** What needs to be done **
All of the data below should be written out exactly.

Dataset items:

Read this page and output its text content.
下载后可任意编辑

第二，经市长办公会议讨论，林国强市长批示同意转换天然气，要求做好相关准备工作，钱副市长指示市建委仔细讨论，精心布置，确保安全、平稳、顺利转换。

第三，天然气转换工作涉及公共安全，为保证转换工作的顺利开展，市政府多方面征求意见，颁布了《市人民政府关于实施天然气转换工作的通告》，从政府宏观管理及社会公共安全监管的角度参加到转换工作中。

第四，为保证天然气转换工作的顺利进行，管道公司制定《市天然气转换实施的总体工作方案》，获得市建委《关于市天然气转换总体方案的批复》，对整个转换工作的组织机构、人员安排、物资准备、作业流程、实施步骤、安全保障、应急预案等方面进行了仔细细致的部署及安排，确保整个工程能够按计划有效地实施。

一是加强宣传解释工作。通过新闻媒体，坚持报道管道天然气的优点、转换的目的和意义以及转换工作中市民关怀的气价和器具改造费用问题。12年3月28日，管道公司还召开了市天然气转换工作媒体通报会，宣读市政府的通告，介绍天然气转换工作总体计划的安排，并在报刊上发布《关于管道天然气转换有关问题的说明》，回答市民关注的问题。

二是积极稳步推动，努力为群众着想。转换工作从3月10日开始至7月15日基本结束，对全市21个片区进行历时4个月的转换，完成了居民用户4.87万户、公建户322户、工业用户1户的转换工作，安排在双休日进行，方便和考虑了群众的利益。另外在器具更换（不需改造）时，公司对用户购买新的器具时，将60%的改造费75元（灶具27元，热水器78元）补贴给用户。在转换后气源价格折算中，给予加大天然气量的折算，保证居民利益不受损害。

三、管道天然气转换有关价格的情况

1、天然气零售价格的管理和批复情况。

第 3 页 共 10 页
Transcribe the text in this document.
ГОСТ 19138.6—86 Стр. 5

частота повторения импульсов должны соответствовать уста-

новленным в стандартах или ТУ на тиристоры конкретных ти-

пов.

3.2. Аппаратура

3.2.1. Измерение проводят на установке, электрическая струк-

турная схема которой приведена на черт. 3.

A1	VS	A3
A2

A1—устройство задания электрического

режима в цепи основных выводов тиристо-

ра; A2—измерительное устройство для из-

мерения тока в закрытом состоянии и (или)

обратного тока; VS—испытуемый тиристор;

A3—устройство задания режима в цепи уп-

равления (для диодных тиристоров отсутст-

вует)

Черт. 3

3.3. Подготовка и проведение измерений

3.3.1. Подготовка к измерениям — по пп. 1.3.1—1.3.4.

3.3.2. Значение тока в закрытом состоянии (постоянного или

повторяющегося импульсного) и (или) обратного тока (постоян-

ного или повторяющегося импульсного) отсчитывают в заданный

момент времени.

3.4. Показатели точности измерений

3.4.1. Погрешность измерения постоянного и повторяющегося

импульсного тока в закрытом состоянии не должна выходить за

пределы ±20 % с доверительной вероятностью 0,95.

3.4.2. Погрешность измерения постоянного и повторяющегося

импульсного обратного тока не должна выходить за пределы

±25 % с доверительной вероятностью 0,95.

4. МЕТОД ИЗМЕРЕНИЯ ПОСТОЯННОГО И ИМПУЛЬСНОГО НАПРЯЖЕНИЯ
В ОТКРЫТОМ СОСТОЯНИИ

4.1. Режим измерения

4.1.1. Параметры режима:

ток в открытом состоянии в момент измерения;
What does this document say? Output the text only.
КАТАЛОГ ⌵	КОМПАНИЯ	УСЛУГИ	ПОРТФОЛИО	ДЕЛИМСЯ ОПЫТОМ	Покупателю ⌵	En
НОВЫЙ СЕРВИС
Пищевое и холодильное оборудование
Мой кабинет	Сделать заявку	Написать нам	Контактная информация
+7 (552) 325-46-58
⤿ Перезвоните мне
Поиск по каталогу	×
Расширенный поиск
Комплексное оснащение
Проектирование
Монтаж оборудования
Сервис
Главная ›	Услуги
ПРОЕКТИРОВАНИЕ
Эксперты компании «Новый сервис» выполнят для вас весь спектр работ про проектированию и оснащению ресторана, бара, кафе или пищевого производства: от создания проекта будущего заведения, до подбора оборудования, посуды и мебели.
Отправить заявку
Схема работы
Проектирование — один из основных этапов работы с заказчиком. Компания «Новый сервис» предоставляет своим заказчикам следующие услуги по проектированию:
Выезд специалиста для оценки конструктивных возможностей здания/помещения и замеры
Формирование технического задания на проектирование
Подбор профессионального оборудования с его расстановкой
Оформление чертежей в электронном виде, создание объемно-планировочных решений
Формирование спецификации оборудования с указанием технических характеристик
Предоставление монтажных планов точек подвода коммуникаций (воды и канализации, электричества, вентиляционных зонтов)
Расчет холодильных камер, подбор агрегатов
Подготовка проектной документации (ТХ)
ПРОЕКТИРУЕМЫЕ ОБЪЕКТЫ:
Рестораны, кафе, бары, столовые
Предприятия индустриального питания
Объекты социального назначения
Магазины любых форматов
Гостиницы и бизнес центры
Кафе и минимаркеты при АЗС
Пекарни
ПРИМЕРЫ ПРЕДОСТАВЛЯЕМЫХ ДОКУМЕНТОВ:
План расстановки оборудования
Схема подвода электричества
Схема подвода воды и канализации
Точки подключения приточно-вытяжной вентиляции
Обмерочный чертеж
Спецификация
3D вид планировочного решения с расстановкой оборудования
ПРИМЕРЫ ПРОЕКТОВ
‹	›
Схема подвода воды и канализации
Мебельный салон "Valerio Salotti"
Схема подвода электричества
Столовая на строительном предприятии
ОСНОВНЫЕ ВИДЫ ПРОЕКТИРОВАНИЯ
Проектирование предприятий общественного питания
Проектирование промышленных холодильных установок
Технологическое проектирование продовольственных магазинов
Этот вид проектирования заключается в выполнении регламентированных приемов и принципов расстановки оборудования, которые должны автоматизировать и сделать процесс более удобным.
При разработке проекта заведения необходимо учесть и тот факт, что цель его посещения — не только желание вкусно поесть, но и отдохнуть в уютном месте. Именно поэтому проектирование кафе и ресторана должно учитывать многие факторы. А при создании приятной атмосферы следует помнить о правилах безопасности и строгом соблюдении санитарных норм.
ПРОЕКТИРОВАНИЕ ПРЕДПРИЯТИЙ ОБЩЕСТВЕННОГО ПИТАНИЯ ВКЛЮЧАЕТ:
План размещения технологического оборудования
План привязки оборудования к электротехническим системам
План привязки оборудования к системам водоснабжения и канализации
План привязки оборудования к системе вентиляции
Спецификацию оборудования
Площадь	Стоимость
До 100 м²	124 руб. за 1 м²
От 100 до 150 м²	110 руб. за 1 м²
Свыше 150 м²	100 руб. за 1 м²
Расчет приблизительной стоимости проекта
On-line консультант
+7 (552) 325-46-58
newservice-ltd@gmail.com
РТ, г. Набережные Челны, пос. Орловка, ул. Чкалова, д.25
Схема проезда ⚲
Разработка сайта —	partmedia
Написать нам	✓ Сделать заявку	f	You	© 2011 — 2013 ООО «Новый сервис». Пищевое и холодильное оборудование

** The reply **
Read this page and output its text content.
下载后可任意编辑

第二，经市长办公会议讨论，林国强市长批示同意转换天然气，要求做好相关准备工作，钱副市长指示市建委仔细讨论，精心布置，确保安全、平稳、顺利转换。

第三，天然气转换工作涉及公共安全，为保证转换工作的顺利开展，市政府多方面征求意见，颁布了《市人民政府关于实施天然气转换工作的通告》，从政府宏观管理及社会公共安全监管的角度参加到转换工作中。

第四，为保证天然气转换工作的顺利进行，管道公司制定《市天然气转换实施的总体工作方案》，获得市建委《关于市天然气转换总体方案的批复》，对整个转换工作的组织机构、人员安排、物资准备、作业流程、实施步骤、安全保障、应急预案等方面进行了仔细细致的部署及安排，确保整个工程能够按计划有效地实施。

一是加强宣传解释工作。通过新闻媒体，坚持报道管道天然气的优点、转换的目的和意义以及转换工作中市民关怀的气价和器具改造费用问题。12年3月28日，管道公司还召开了市天然气转换工作媒体通报会，宣读市政府的通告，介绍天然气转换工作总体计划的安排，并在报刊上发布《关于管道天然气转换有关问题的说明》，回答市民关注的问题。

二是积极稳步推动，努力为群众着想。转换工作从3月10日开始至7月15日基本结束，对全市21个片区进行历时4个月的转换，完成了居民用户4.87万户、公建户322户、工业用户1户的转换工作，安排在双休日进行，方便和考虑了群众的利益。另外在器具更换（不需改造）时，公司对用户购买新的器具时，将60%的改造费75元（灶具27元，热水器78元）补贴给用户。在转换后气源价格折算中，给予加大天然气量的折算，保证居民利益不受损害。

三、管道天然气转换有关价格的情况

1、天然气零售价格的管理和批复情况。

第 3 页 共 10 页
Transcribe the text in this document.
ГОСТ 19138.6—86 Стр. 5

частота повторения импульсов должны соответствовать уста-

новленным в стандартах или ТУ на тиристоры конкретных ти-

пов.

3.2. Аппаратура

3.2.1. Измерение проводят на установке, электрическая струк-

турная схема которой приведена на черт. 3.

A1	VS	A3
A2

A1—устройство задания электрического

режима в цепи основных выводов тиристо-

ра; A2—измерительное устройство для из-

мерения тока в закрытом состоянии и (или)

обратного тока; VS—испытуемый тиристор;

A3—устройство задания режима в цепи уп-

равления (для диодных тиристоров отсутст-

вует)

Черт. 3

3.3. Подготовка и проведение измерений

3.3.1. Подготовка к измерениям — по пп. 1.3.1—1.3.4.

3.3.2. Значение тока в закрытом состоянии (постоянного или

повторяющегося импульсного) и (или) обратного тока (постоян-

ного или повторяющегося импульсного) отсчитывают в заданный

момент времени.

3.4. Показатели точности измерений

3.4.1. Погрешность измерения постоянного и повторяющегося

импульсного тока в закрытом состоянии не должна выходить за

пределы ±20 % с доверительной вероятностью 0,95.

3.4.2. Погрешность измерения постоянного и повторяющегося

импульсного обратного тока не должна выходить за пределы

±25 % с доверительной вероятностью 0,95.

4. МЕТОД ИЗМЕРЕНИЯ ПОСТОЯННОГО И ИМПУЛЬСНОГО НАПРЯЖЕНИЯ
В ОТКРЫТОМ СОСТОЯНИИ

4.1. Режим измерения

4.1.1. Параметры режима:

ток в открытом состоянии в момент измерения;
What does this document say? Output the text only.
КАТАЛОГ ⌵	КОМПАНИЯ	УСЛУГИ	ПОРТФОЛИО	ДЕЛИМСЯ ОПЫТОМ	Покупателю ⌵	En
НОВЫЙ СЕРВИС
Пищевое и холодильное оборудование
Мой кабинет	Сделать заявку	Написать нам	Контактная информация
+7 (552) 325-46-58
⤿ Перезвоните мне
Поиск по каталогу	×
Расширенный поиск
Комплексное оснащение
Проектирование
Монтаж оборудования
Сервис
Главная ›	Услуги
ПРОЕКТИРОВАНИЕ
Эксперты компании «Новый сервис» выполнят для вас весь спектр работ про проектированию и оснащению ресторана, бара, кафе или пищевого производства: от создания проекта будущего заведения, до подбора оборудования, посуды и мебели.
Отправить заявку
Схема работы
Проектирование — один из основных этапов работы с заказчиком. Компания «Новый сервис» предоставляет своим заказчикам следующие услуги по проектированию:
Выезд специалиста для оценки конструктивных возможностей здания/помещения и замеры
Формирование технического задания на проектирование
Подбор профессионального оборудования с его расстановкой
Оформление чертежей в электронном виде, создание объемно-планировочных решений
Формирование спецификации оборудования с указанием технических характеристик
Предоставление монтажных планов точек подвода коммуникаций (воды и канализации, электричества, вентиляционных зонтов)
Расчет холодильных камер, подбор агрегатов
Подготовка проектной документации (ТХ)
ПРОЕКТИРУЕМЫЕ ОБЪЕКТЫ:
Рестораны, кафе, бары, столовые
Предприятия индустриального питания
Объекты социального назначения
Магазины любых форматов
Гостиницы и бизнес центры
Кафе и минимаркеты при АЗС
Пекарни
ПРИМЕРЫ ПРЕДОСТАВЛЯЕМЫХ ДОКУМЕНТОВ:
План расстановки оборудования
Схема подвода электричества
Схема подвода воды и канализации
Точки подключения приточно-вытяжной вентиляции
Обмерочный чертеж
Спецификация
3D вид планировочного решения с расстановкой оборудования
ПРИМЕРЫ ПРОЕКТОВ
‹	›
Схема подвода воды и канализации
Мебельный салон "Valerio Salotti"
Схема подвода электричества
Столовая на строительном предприятии
ОСНОВНЫЕ ВИДЫ ПРОЕКТИРОВАНИЯ
Проектирование предприятий общественного питания
Проектирование промышленных холодильных установок
Технологическое проектирование продовольственных магазинов
Этот вид проектирования заключается в выполнении регламентированных приемов и принципов расстановки оборудования, которые должны автоматизировать и сделать процесс более удобным.
При разработке проекта заведения необходимо учесть и тот факт, что цель его посещения — не только желание вкусно поесть, но и отдохнуть в уютном месте. Именно поэтому проектирование кафе и ресторана должно учитывать многие факторы. А при создании приятной атмосферы следует помнить о правилах безопасности и строгом соблюдении санитарных норм.
ПРОЕКТИРОВАНИЕ ПРЕДПРИЯТИЙ ОБЩЕСТВЕННОГО ПИТАНИЯ ВКЛЮЧАЕТ:
План размещения технологического оборудования
План привязки оборудования к электротехническим системам
План привязки оборудования к системам водоснабжения и канализации
План привязки оборудования к системе вентиляции
Спецификацию оборудования
Площадь	Стоимость
До 100 м²	124 руб. за 1 м²
От 100 до 150 м²	110 руб. за 1 м²
Свыше 150 м²	100 руб. за 1 м²
Расчет приблизительной стоимости проекта
On-line консультант
+7 (552) 325-46-58
newservice-ltd@gmail.com
РТ, г. Набережные Челны, пос. Орловка, ул. Чкалова, д.25
Схема проезда ⚲
Разработка сайта —	partmedia
Написать нам	✓ Сделать заявку	f	You	© 2011 — 2013 ООО «Новый сервис». Пищевое и холодильное оборудование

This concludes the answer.